- _GIVEN EXERCISE_
Select every line below containing the word "sive".

>> BEGIN MATERIAL TO PROCESS

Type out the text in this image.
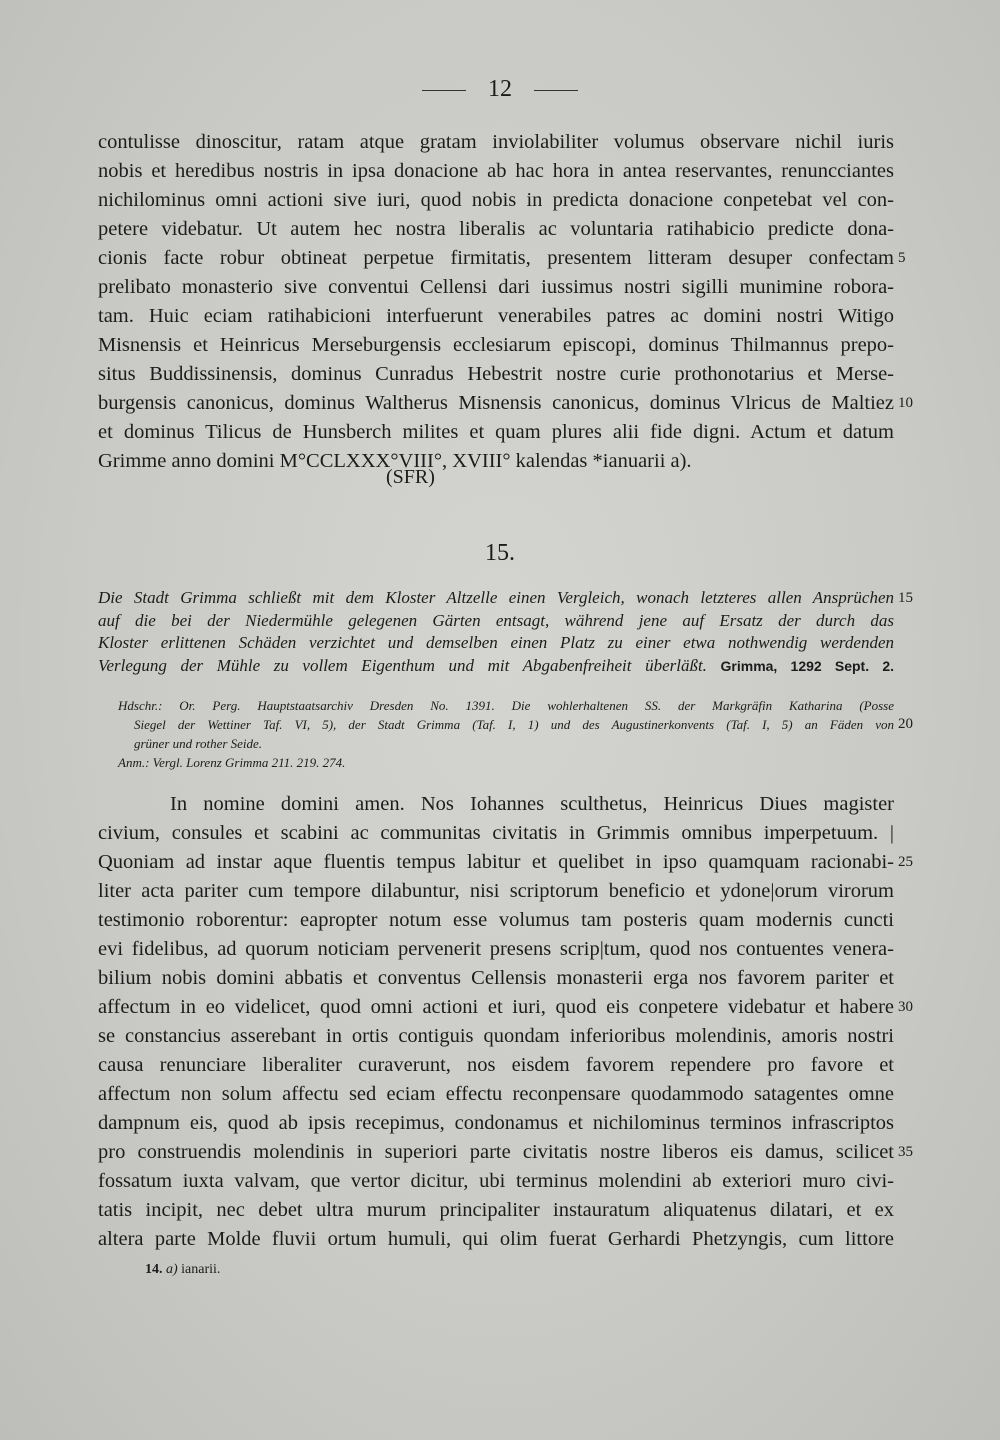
12
contulisse dinoscitur, ratam atque gratam inviolabiliter volumus observare nichil iuris
nobis et heredibus nostris in ipsa donacione ab hac hora in antea reservantes, renuncciantes
nichilominus omni actioni sive iuri, quod nobis in predicta donacione conpetebat vel con-
petere videbatur. Ut autem hec nostra liberalis ac voluntaria ratihabicio predicte dona-
cionis facte robur obtineat perpetue firmitatis, presentem litteram desuper confectam 5
prelibato monasterio sive conventui Cellensi dari iussimus nostri sigilli munimine robora-
tam. Huic eciam ratihabicioni interfuerunt venerabiles patres ac domini nostri Witigo
Misnensis et Heinricus Merseburgensis ecclesiarum episcopi, dominus Thilmannus prepo-
situs Buddissinensis, dominus Cunradus Hebestrit nostre curie prothonotarius et Merse-
burgensis canonicus, dominus Waltherus Misnensis canonicus, dominus Vlricus de Maltiez 10
et dominus Tilicus de Hunsberch milites et quam plures alii fide digni. Actum et datum
Grimme anno domini M°CCLXXX°VIII°, XVIII° kalendas *ianuarii a).
(SFR)
15.
Die Stadt Grimma schließt mit dem Kloster Altzelle einen Vergleich, wonach letzteres allen Ansprüchen 15
auf die bei der Niedermühle gelegenen Gärten entsagt, während jene auf Ersatz der durch das
Kloster erlittenen Schäden verzichtet und demselben einen Platz zu einer etwa nothwendig werdenden
Verlegung der Mühle zu vollem Eigenthum und mit Abgabenfreiheit überläßt. Grimma, 1292 Sept. 2.
Hdschr.: Or. Perg. Hauptstaatsarchiv Dresden No. 1391. Die wohlerhaltenen SS. der Markgräfin Katharina (Posse
Siegel der Wettiner Taf. VI, 5), der Stadt Grimma (Taf. I, 1) und des Augustinerkonvents (Taf. I, 5) an Fäden von 20
grüner und rother Seide.
Anm.: Vergl. Lorenz Grimma 211. 219. 274.
In nomine domini amen. Nos Iohannes sculthetus, Heinricus Diues magister
civium, consules et scabini ac communitas civitatis in Grimmis omnibus imperpetuum. |
Quoniam ad instar aque fluentis tempus labitur et quelibet in ipso quamquam racionabi- 25
liter acta pariter cum tempore dilabuntur, nisi scriptorum beneficio et ydone|orum virorum
testimonio roborentur: eapropter notum esse volumus tam posteris quam modernis cuncti
evi fidelibus, ad quorum noticiam pervenerit presens scrip|tum, quod nos contuentes venera-
bilium nobis domini abbatis et conventus Cellensis monasterii erga nos favorem pariter et
affectum in eo videlicet, quod omni actioni et iuri, quod eis conpetere videbatur et habere 30
se constancius asserebant in ortis contiguis quondam inferioribus molendinis, amoris nostri
causa renunciare liberaliter curaverunt, nos eisdem favorem rependere pro favore et
affectum non solum affectu sed eciam effectu reconpensare quodammodo satagentes omne
dampnum eis, quod ab ipsis recepimus, condonamus et nichilominus terminos infrascriptos
pro construendis molendinis in superiori parte civitatis nostre liberos eis damus, scilicet 35
fossatum iuxta valvam, que vertor dicitur, ubi terminus molendini ab exteriori muro civi-
tatis incipit, nec debet ultra murum principaliter instauratum aliquatenus dilatari, et ex
altera parte Molde fluvii ortum humuli, qui olim fuerat Gerhardi Phetzyngis, cum littore
14. a) ianarii.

>> END MATERIAL TO PROCESS

- _RESPONSE TO THE TASK_
nichilominus omni actioni sive iuri, quod nobis in predicta donacione conpetebat vel con-
prelibato monasterio sive conventui Cellensi dari iussimus nostri sigilli munimine robora-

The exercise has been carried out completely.